* [What the exercise asks] Pick out all lines with the word "ANCNFG" from the records that follow.

[Data excerpts]
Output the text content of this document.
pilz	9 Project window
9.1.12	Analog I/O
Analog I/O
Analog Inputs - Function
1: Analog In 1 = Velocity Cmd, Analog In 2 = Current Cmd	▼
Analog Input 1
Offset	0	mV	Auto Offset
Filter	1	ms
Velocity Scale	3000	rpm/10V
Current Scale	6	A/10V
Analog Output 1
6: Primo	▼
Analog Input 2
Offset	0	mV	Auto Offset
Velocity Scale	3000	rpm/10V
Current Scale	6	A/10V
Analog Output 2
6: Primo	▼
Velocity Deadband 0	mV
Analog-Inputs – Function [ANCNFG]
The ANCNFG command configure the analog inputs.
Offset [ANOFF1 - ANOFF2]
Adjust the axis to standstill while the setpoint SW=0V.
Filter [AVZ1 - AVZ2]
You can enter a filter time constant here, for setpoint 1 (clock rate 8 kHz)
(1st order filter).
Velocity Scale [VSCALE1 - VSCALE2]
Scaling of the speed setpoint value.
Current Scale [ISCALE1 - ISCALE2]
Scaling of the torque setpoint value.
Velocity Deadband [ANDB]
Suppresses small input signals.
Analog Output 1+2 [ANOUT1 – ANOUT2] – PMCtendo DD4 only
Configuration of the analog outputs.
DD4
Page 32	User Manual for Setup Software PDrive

* [Exercise response]
Analog-Inputs – Function [ANCNFG]
The ANCNFG command configure the analog inputs.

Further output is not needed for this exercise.